__SUPPLIED DATA__:
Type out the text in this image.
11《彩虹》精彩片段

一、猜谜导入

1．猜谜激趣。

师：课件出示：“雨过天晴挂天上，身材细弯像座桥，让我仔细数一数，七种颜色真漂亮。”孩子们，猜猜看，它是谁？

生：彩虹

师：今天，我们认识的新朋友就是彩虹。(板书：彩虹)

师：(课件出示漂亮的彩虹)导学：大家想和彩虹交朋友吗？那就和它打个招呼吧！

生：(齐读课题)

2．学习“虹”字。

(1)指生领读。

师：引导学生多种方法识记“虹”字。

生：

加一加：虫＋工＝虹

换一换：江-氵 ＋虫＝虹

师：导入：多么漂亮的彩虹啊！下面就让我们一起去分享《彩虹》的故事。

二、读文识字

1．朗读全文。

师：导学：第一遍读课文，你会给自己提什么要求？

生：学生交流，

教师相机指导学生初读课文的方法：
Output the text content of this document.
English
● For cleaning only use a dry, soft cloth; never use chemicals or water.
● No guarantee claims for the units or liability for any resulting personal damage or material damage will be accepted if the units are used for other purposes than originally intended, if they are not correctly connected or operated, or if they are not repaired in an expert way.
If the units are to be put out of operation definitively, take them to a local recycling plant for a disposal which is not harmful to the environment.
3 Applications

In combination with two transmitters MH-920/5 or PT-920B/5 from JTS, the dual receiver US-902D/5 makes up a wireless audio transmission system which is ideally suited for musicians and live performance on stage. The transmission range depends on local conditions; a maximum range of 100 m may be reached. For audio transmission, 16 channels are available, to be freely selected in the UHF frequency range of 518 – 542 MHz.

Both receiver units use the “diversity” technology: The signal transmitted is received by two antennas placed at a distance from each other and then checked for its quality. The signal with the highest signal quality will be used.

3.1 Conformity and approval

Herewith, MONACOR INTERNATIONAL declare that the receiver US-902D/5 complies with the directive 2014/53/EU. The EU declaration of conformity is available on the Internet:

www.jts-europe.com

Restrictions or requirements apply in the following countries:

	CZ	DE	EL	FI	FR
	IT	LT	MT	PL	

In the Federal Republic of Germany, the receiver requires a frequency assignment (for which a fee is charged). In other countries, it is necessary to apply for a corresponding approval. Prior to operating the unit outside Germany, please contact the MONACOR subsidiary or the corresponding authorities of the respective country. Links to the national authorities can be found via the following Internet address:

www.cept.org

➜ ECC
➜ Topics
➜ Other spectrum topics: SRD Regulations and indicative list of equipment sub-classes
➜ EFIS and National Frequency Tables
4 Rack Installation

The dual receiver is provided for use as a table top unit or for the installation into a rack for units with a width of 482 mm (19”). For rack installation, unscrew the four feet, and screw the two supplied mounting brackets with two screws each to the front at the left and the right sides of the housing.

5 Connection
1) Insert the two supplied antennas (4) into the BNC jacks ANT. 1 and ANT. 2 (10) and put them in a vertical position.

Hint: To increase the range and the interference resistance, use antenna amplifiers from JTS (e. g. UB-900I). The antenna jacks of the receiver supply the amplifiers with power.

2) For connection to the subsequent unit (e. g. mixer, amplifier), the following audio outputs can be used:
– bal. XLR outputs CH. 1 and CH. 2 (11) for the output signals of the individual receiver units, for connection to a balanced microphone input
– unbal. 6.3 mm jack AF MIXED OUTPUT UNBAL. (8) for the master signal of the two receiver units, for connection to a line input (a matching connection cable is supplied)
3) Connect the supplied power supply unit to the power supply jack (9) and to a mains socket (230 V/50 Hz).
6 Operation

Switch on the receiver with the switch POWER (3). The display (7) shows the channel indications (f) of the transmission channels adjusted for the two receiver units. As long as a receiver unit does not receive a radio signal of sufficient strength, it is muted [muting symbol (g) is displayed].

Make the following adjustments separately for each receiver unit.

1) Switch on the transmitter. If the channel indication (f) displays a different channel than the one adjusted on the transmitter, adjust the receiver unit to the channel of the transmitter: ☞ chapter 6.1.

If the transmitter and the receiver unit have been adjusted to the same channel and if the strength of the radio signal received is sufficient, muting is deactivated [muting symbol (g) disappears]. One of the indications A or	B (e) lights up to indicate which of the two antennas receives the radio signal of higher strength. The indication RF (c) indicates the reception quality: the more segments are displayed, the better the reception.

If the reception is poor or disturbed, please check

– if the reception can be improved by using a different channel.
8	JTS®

__SHORT EXERCISE__:
The listing above should be transcribed in full, exactly as written.

__COMPLETED TASK__:
Type out the text in this image.
11《彩虹》精彩片段

一、猜谜导入

1．猜谜激趣。

师：课件出示：“雨过天晴挂天上，身材细弯像座桥，让我仔细数一数，七种颜色真漂亮。”孩子们，猜猜看，它是谁？

生：彩虹

师：今天，我们认识的新朋友就是彩虹。(板书：彩虹)

师：(课件出示漂亮的彩虹)导学：大家想和彩虹交朋友吗？那就和它打个招呼吧！

生：(齐读课题)

2．学习“虹”字。

(1)指生领读。

师：引导学生多种方法识记“虹”字。

生：

加一加：虫＋工＝虹

换一换：江-氵 ＋虫＝虹

师：导入：多么漂亮的彩虹啊！下面就让我们一起去分享《彩虹》的故事。

二、读文识字

1．朗读全文。

师：导学：第一遍读课文，你会给自己提什么要求？

生：学生交流，

教师相机指导学生初读课文的方法：
Output the text content of this document.
English
● For cleaning only use a dry, soft cloth; never use chemicals or water.
● No guarantee claims for the units or liability for any resulting personal damage or material damage will be accepted if the units are used for other purposes than originally intended, if they are not correctly connected or operated, or if they are not repaired in an expert way.
If the units are to be put out of operation definitively, take them to a local recycling plant for a disposal which is not harmful to the environment.
3 Applications

In combination with two transmitters MH-920/5 or PT-920B/5 from JTS, the dual receiver US-902D/5 makes up a wireless audio transmission system which is ideally suited for musicians and live performance on stage. The transmission range depends on local conditions; a maximum range of 100 m may be reached. For audio transmission, 16 channels are available, to be freely selected in the UHF frequency range of 518 – 542 MHz.

Both receiver units use the “diversity” technology: The signal transmitted is received by two antennas placed at a distance from each other and then checked for its quality. The signal with the highest signal quality will be used.

3.1 Conformity and approval

Herewith, MONACOR INTERNATIONAL declare that the receiver US-902D/5 complies with the directive 2014/53/EU. The EU declaration of conformity is available on the Internet:

www.jts-europe.com

Restrictions or requirements apply in the following countries:

	CZ	DE	EL	FI	FR
	IT	LT	MT	PL	

In the Federal Republic of Germany, the receiver requires a frequency assignment (for which a fee is charged). In other countries, it is necessary to apply for a corresponding approval. Prior to operating the unit outside Germany, please contact the MONACOR subsidiary or the corresponding authorities of the respective country. Links to the national authorities can be found via the following Internet address:

www.cept.org

➜ ECC
➜ Topics
➜ Other spectrum topics: SRD Regulations and indicative list of equipment sub-classes
➜ EFIS and National Frequency Tables
4 Rack Installation

The dual receiver is provided for use as a table top unit or for the installation into a rack for units with a width of 482 mm (19”). For rack installation, unscrew the four feet, and screw the two supplied mounting brackets with two screws each to the front at the left and the right sides of the housing.

5 Connection
1) Insert the two supplied antennas (4) into the BNC jacks ANT. 1 and ANT. 2 (10) and put them in a vertical position.

Hint: To increase the range and the interference resistance, use antenna amplifiers from JTS (e. g. UB-900I). The antenna jacks of the receiver supply the amplifiers with power.

2) For connection to the subsequent unit (e. g. mixer, amplifier), the following audio outputs can be used:
– bal. XLR outputs CH. 1 and CH. 2 (11) for the output signals of the individual receiver units, for connection to a balanced microphone input
– unbal. 6.3 mm jack AF MIXED OUTPUT UNBAL. (8) for the master signal of the two receiver units, for connection to a line input (a matching connection cable is supplied)
3) Connect the supplied power supply unit to the power supply jack (9) and to a mains socket (230 V/50 Hz).
6 Operation

Switch on the receiver with the switch POWER (3). The display (7) shows the channel indications (f) of the transmission channels adjusted for the two receiver units. As long as a receiver unit does not receive a radio signal of sufficient strength, it is muted [muting symbol (g) is displayed].

Make the following adjustments separately for each receiver unit.

1) Switch on the transmitter. If the channel indication (f) displays a different channel than the one adjusted on the transmitter, adjust the receiver unit to the channel of the transmitter: ☞ chapter 6.1.

If the transmitter and the receiver unit have been adjusted to the same channel and if the strength of the radio signal received is sufficient, muting is deactivated [muting symbol (g) disappears]. One of the indications A or	B (e) lights up to indicate which of the two antennas receives the radio signal of higher strength. The indication RF (c) indicates the reception quality: the more segments are displayed, the better the reception.

If the reception is poor or disturbed, please check

– if the reception can be improved by using a different channel.
8	JTS®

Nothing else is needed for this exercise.